For the data below, work out how many lines contain the word "abierto" and supply only that number.
## begin Materials provided
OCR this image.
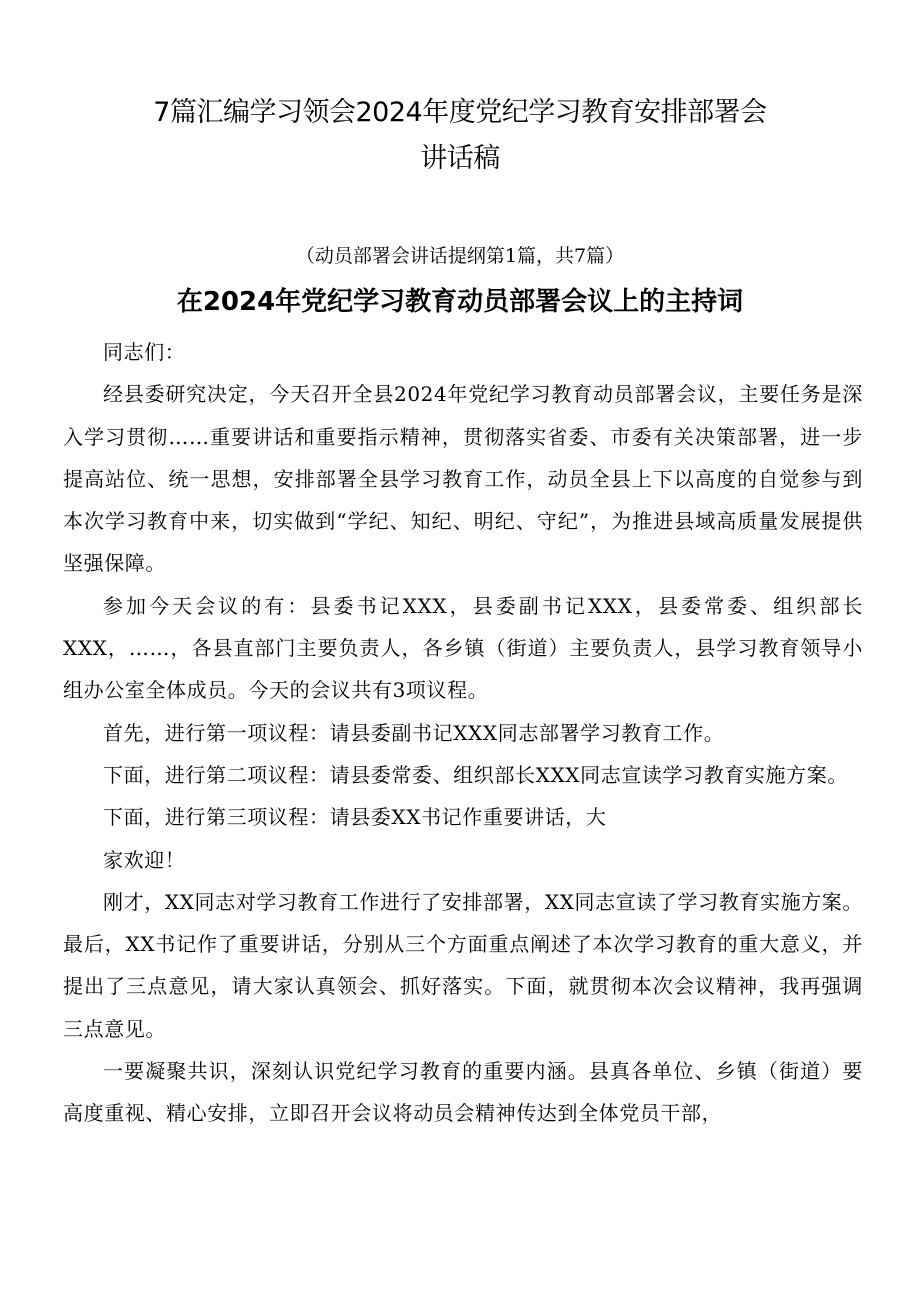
7篇汇编学习领会2024年度党纪学习教育安排部署会
讲话稿
（动员部署会讲话提纲第1篇，共7篇）
在2024年党纪学习教育动员部署会议上的主持词

同志们：

经县委研究决定，今天召开全县2024年党纪学习教育动员部署会议，主要任务是深入学习贯彻……重要讲话和重要指示精神，贯彻落实省委、市委有关决策部署，进一步提高站位、统一思想，安排部署全县学习教育工作，动员全县上下以高度的自觉参与到本次学习教育中来，切实做到“学纪、知纪、明纪、守纪”，为推进县域高质量发展提供坚强保障。

参加今天会议的有：县委书记XXX，县委副书记XXX，县委常委、组织部长XXX，……，各县直部门主要负责人，各乡镇（街道）主要负责人，县学习教育领导小组办公室全体成员。今天的会议共有3项议程。

首先，进行第一项议程：请县委副书记XXX同志部署学习教育工作。

下面，进行第二项议程：请县委常委、组织部长XXX同志宣读学习教育实施方案。

下面，进行第三项议程：请县委XX书记作重要讲话，大

家欢迎！

刚才，XX同志对学习教育工作进行了安排部署，XX同志宣读了学习教育实施方案。最后，XX书记作了重要讲话，分别从三个方面重点阐述了本次学习教育的重大意义，并提出了三点意见，请大家认真领会、抓好落实。下面，就贯彻本次会议精神，我再强调三点意见。

一要凝聚共识，深刻认识党纪学习教育的重要内涵。县真各单位、乡镇（街道）要高度重视、精心安排，立即召开会议将动员会精神传达到全体党员干部，
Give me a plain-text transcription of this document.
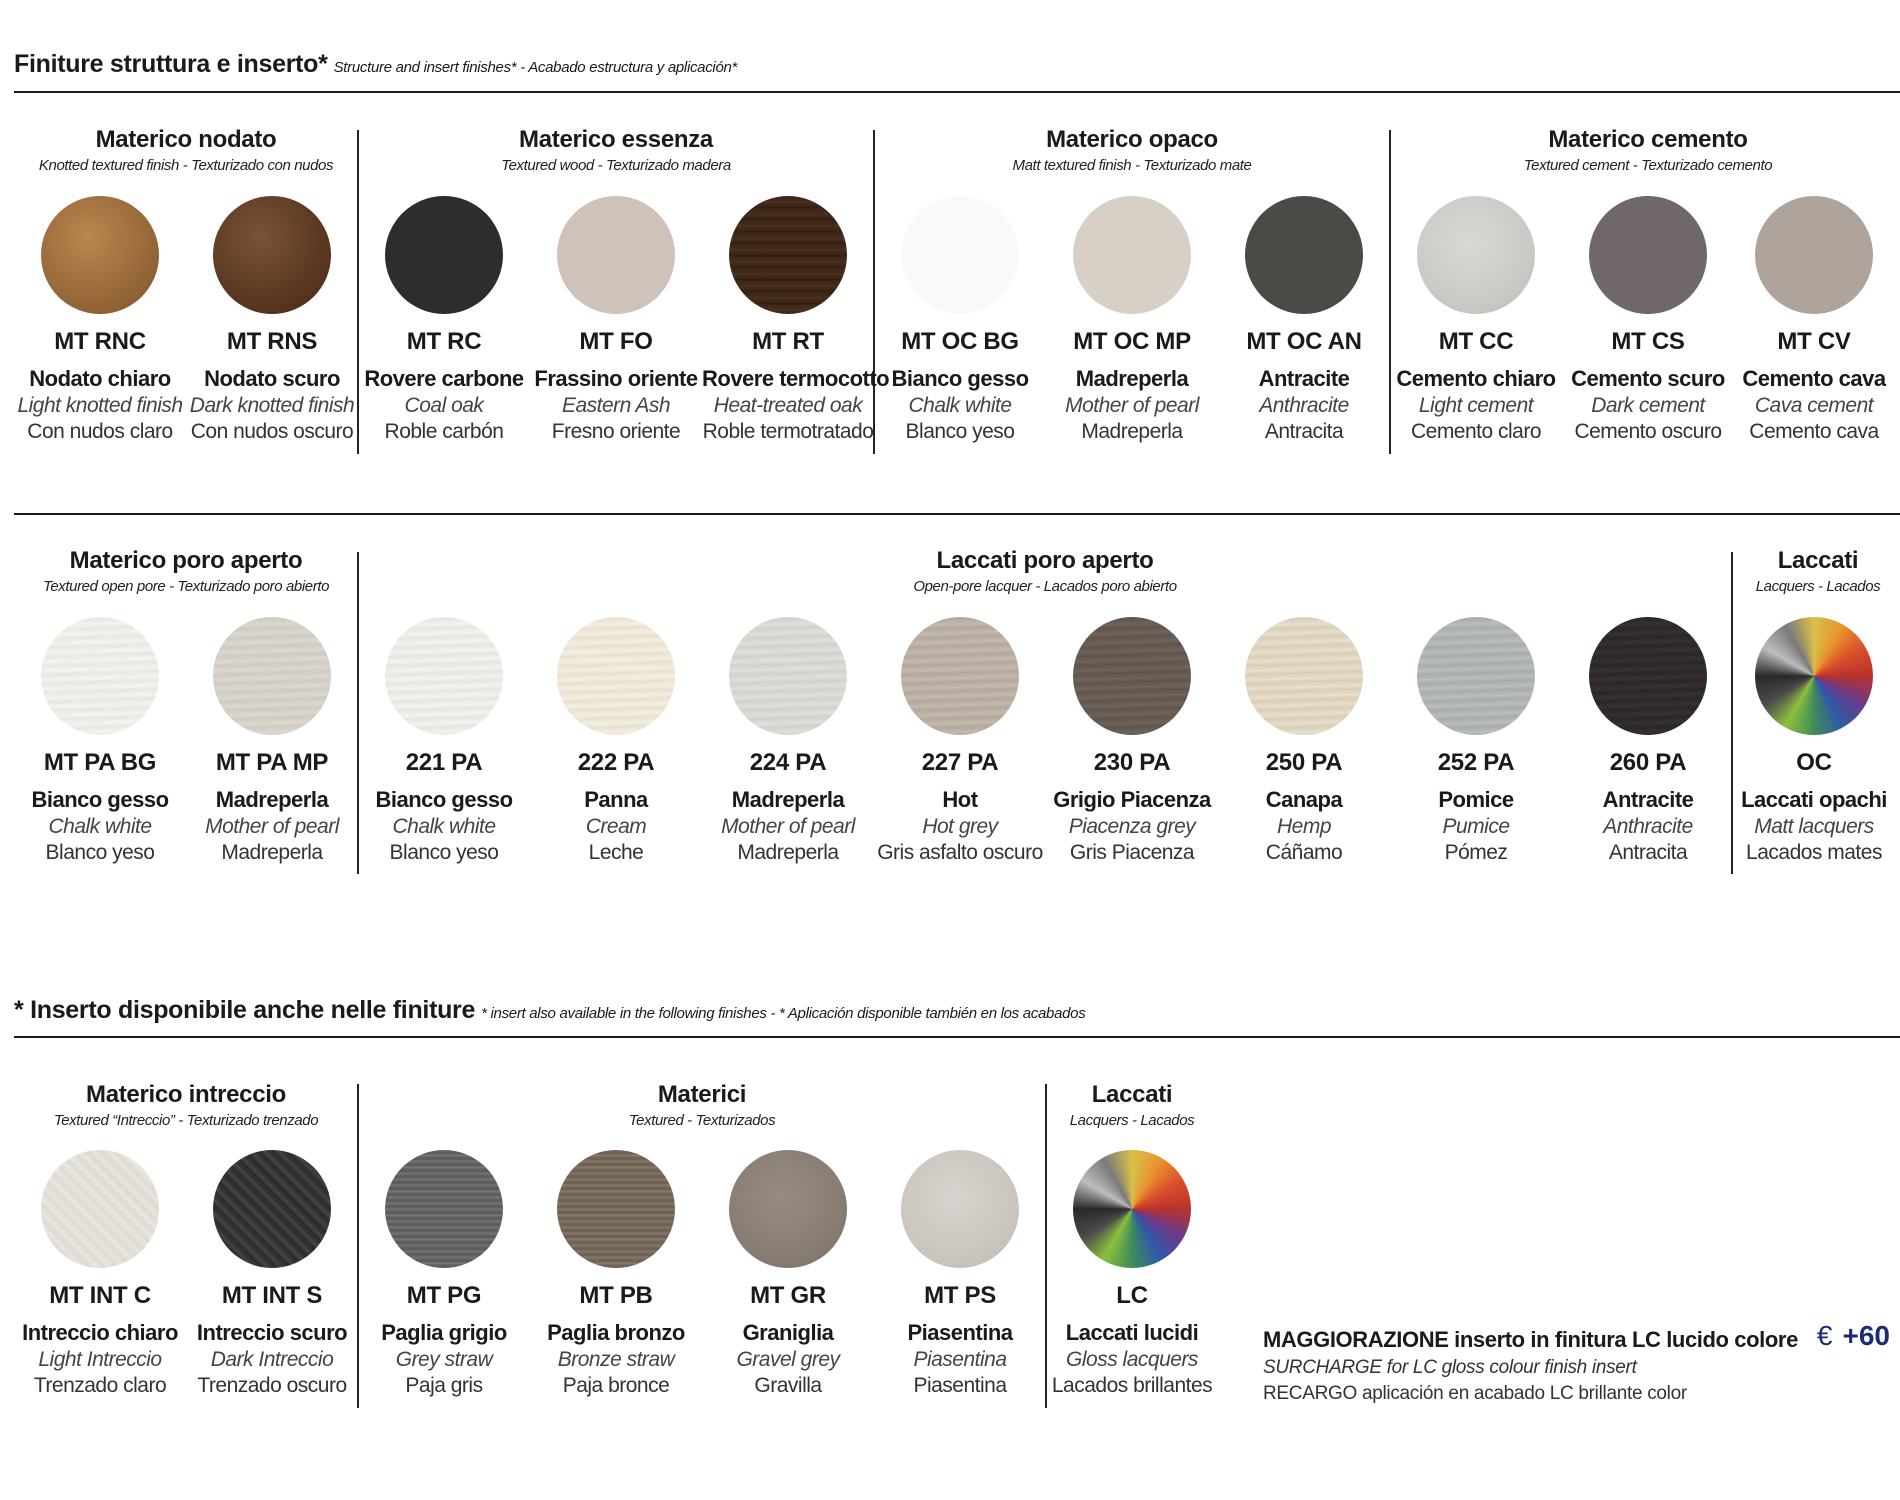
Finiture struttura e inserto* Structure and insert finishes* - Acabado estructura y aplicación*
Materico nodato
Knotted textured finish - Texturizado con nudos
Materico essenza
Textured wood - Texturizado madera
Materico opaco
Matt textured finish - Texturizado mate
Materico cemento
Textured cement - Texturizado cemento
MT RNC
Nodato chiaro
Light knotted finish
Con nudos claro
MT RNS
Nodato scuro
Dark knotted finish
Con nudos oscuro
MT RC
Rovere carbone
Coal oak
Roble carbón
MT FO
Frassino oriente
Eastern Ash
Fresno oriente
MT RT
Rovere termocotto
Heat-treated oak
Roble termotratado
MT OC BG
Bianco gesso
Chalk white
Blanco yeso
MT OC MP
Madreperla
Mother of pearl
Madreperla
MT OC AN
Antracite
Anthracite
Antracita
MT CC
Cemento chiaro
Light cement
Cemento claro
MT CS
Cemento scuro
Dark cement
Cemento oscuro
MT CV
Cemento cava
Cava cement
Cemento cava
Materico poro aperto
Textured open pore - Texturizado poro abierto
Laccati poro aperto
Open-pore lacquer - Lacados poro abierto
Laccati
Lacquers - Lacados
MT PA BG
Bianco gesso
Chalk white
Blanco yeso
MT PA MP
Madreperla
Mother of pearl
Madreperla
221 PA
Bianco gesso
Chalk white
Blanco yeso
222 PA
Panna
Cream
Leche
224 PA
Madreperla
Mother of pearl
Madreperla
227 PA
Hot
Hot grey
Gris asfalto oscuro
230 PA
Grigio Piacenza
Piacenza grey
Gris Piacenza
250 PA
Canapa
Hemp
Cáñamo
252 PA
Pomice
Pumice
Pómez
260 PA
Antracite
Anthracite
Antracita
OC
Laccati opachi
Matt lacquers
Lacados mates
* Inserto disponibile anche nelle finiture * insert also available in the following finishes - * Aplicación disponible también en los acabados
Materico intreccio
Textured “Intreccio” - Texturizado trenzado
Materici
Textured - Texturizados
Laccati
Lacquers - Lacados
MT INT C
Intreccio chiaro
Light Intreccio
Trenzado claro
MT INT S
Intreccio scuro
Dark Intreccio
Trenzado oscuro
MT PG
Paglia grigio
Grey straw
Paja gris
MT PB
Paglia bronzo
Bronze straw
Paja bronce
MT GR
Graniglia
Gravel grey
Gravilla
MT PS
Piasentina
Piasentina
Piasentina
LC
Laccati lucidi
Gloss lacquers
Lacados brillantes
MAGGIORAZIONE inserto in finitura LC lucido colore
SURCHARGE for LC gloss colour finish insert
RECARGO aplicación en acabado LC brillante color
€ +60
## end Materials provided
### Solution below
2